Input rows
-- begin --

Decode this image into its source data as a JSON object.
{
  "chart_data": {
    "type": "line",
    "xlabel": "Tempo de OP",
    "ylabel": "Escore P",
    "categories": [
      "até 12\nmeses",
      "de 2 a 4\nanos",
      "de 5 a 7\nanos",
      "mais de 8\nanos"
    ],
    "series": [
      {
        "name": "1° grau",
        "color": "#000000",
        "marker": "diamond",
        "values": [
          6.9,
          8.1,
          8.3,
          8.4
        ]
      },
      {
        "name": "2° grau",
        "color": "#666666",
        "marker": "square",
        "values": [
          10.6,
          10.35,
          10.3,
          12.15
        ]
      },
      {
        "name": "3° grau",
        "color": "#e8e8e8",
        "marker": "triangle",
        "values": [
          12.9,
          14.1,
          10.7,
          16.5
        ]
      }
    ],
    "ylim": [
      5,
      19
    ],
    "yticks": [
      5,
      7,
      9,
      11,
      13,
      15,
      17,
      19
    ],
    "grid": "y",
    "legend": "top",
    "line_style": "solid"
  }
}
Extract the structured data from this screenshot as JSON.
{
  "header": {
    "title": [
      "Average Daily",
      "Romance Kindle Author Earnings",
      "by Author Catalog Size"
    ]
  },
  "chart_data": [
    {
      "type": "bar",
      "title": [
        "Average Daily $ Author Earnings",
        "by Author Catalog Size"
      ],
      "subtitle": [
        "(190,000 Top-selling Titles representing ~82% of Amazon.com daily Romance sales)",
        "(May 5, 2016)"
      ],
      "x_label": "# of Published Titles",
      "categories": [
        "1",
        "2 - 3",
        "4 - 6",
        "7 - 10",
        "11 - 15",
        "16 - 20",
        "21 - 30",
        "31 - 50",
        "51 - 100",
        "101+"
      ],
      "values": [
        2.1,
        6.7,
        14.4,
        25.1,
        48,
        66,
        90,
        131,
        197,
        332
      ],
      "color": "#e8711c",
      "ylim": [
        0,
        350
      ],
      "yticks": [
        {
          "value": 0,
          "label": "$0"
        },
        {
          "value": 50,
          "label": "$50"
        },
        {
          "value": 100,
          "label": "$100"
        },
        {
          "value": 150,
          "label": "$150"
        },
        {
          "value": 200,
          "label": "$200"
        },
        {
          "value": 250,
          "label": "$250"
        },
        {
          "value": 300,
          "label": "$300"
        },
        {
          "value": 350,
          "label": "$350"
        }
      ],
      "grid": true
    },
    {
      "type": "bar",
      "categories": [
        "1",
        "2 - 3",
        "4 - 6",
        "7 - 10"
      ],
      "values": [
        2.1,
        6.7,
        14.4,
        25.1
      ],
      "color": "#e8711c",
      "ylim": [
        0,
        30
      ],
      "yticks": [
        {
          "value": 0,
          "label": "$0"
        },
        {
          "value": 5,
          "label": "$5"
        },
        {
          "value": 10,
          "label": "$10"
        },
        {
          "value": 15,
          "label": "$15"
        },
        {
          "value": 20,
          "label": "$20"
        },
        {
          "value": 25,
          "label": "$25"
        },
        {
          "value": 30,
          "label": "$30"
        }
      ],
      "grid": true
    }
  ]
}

-- end --

Written task
Return all lines containing "Earnings".

Task solution
      "Romance Kindle Author Earnings",
        "Average Daily $ Author Earnings",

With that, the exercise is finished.